_GOAL OF THE EXERCISE_
Repeat the whole of the data, keeping every detail the same.
Start DATASET RECORDS
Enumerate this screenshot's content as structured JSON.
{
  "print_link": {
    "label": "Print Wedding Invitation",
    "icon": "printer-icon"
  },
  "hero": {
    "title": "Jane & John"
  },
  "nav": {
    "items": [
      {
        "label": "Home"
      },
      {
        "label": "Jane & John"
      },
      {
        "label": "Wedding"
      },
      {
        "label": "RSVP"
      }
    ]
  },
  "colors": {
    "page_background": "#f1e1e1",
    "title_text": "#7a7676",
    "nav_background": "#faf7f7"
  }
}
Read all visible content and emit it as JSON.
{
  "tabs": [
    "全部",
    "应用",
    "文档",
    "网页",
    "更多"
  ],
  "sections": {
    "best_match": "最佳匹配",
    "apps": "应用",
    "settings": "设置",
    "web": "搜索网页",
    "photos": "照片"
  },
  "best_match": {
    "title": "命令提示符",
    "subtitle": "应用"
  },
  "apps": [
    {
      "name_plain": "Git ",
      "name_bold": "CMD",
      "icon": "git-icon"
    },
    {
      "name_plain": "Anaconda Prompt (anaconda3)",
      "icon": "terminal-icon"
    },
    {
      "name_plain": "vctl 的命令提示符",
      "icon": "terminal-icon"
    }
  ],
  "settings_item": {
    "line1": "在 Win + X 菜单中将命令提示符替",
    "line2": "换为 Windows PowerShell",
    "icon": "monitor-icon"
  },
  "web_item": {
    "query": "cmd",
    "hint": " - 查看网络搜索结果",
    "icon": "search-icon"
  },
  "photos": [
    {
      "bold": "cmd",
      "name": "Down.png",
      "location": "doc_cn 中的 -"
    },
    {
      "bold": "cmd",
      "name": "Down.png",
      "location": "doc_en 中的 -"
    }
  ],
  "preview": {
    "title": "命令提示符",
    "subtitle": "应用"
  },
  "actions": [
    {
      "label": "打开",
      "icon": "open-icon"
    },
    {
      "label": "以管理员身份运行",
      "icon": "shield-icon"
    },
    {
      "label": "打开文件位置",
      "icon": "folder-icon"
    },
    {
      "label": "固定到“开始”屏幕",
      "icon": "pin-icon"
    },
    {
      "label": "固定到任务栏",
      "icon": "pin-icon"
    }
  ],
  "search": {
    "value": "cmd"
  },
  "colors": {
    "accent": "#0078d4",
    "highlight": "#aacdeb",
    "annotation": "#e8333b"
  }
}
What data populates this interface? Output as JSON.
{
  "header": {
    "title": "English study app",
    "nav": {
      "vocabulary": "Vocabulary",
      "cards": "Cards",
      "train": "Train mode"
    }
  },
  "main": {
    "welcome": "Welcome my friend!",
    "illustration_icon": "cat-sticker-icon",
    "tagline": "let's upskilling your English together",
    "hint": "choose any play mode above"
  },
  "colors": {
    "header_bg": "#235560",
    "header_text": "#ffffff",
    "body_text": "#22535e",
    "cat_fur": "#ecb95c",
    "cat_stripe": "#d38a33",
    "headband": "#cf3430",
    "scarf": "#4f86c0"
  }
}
End DATASET RECORDS
_EXERCISE RESULT_
Enumerate this screenshot's content as structured JSON.
{
  "print_link": {
    "label": "Print Wedding Invitation",
    "icon": "printer-icon"
  },
  "hero": {
    "title": "Jane & John"
  },
  "nav": {
    "items": [
      {
        "label": "Home"
      },
      {
        "label": "Jane & John"
      },
      {
        "label": "Wedding"
      },
      {
        "label": "RSVP"
      }
    ]
  },
  "colors": {
    "page_background": "#f1e1e1",
    "title_text": "#7a7676",
    "nav_background": "#faf7f7"
  }
}
Read all visible content and emit it as JSON.
{
  "tabs": [
    "全部",
    "应用",
    "文档",
    "网页",
    "更多"
  ],
  "sections": {
    "best_match": "最佳匹配",
    "apps": "应用",
    "settings": "设置",
    "web": "搜索网页",
    "photos": "照片"
  },
  "best_match": {
    "title": "命令提示符",
    "subtitle": "应用"
  },
  "apps": [
    {
      "name_plain": "Git ",
      "name_bold": "CMD",
      "icon": "git-icon"
    },
    {
      "name_plain": "Anaconda Prompt (anaconda3)",
      "icon": "terminal-icon"
    },
    {
      "name_plain": "vctl 的命令提示符",
      "icon": "terminal-icon"
    }
  ],
  "settings_item": {
    "line1": "在 Win + X 菜单中将命令提示符替",
    "line2": "换为 Windows PowerShell",
    "icon": "monitor-icon"
  },
  "web_item": {
    "query": "cmd",
    "hint": " - 查看网络搜索结果",
    "icon": "search-icon"
  },
  "photos": [
    {
      "bold": "cmd",
      "name": "Down.png",
      "location": "doc_cn 中的 -"
    },
    {
      "bold": "cmd",
      "name": "Down.png",
      "location": "doc_en 中的 -"
    }
  ],
  "preview": {
    "title": "命令提示符",
    "subtitle": "应用"
  },
  "actions": [
    {
      "label": "打开",
      "icon": "open-icon"
    },
    {
      "label": "以管理员身份运行",
      "icon": "shield-icon"
    },
    {
      "label": "打开文件位置",
      "icon": "folder-icon"
    },
    {
      "label": "固定到“开始”屏幕",
      "icon": "pin-icon"
    },
    {
      "label": "固定到任务栏",
      "icon": "pin-icon"
    }
  ],
  "search": {
    "value": "cmd"
  },
  "colors": {
    "accent": "#0078d4",
    "highlight": "#aacdeb",
    "annotation": "#e8333b"
  }
}
What data populates this interface? Output as JSON.
{
  "header": {
    "title": "English study app",
    "nav": {
      "vocabulary": "Vocabulary",
      "cards": "Cards",
      "train": "Train mode"
    }
  },
  "main": {
    "welcome": "Welcome my friend!",
    "illustration_icon": "cat-sticker-icon",
    "tagline": "let's upskilling your English together",
    "hint": "choose any play mode above"
  },
  "colors": {
    "header_bg": "#235560",
    "header_text": "#ffffff",
    "body_text": "#22535e",
    "cat_fur": "#ecb95c",
    "cat_stripe": "#d38a33",
    "headband": "#cf3430",
    "scarf": "#4f86c0"
  }
}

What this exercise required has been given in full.